• [Goal]:
Extract all lines that hold the string "label".

Figure content listings:

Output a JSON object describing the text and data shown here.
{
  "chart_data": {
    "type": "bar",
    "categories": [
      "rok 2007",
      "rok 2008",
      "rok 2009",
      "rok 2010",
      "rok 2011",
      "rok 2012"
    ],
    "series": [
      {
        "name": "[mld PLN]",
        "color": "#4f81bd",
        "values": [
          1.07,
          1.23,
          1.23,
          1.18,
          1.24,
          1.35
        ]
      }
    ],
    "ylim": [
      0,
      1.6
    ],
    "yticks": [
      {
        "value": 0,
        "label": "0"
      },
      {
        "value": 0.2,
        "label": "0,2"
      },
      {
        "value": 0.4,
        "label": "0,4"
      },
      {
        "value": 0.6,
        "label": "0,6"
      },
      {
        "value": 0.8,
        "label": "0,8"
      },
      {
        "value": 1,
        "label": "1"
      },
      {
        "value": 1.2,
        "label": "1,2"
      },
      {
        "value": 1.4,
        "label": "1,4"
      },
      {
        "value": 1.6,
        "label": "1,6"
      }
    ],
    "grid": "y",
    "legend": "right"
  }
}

• [Response below]:
        "label": "0"
        "label": "0,2"
        "label": "0,4"
        "label": "0,6"
        "label": "0,8"
        "label": "1"
        "label": "1,2"
        "label": "1,4"
        "label": "1,6"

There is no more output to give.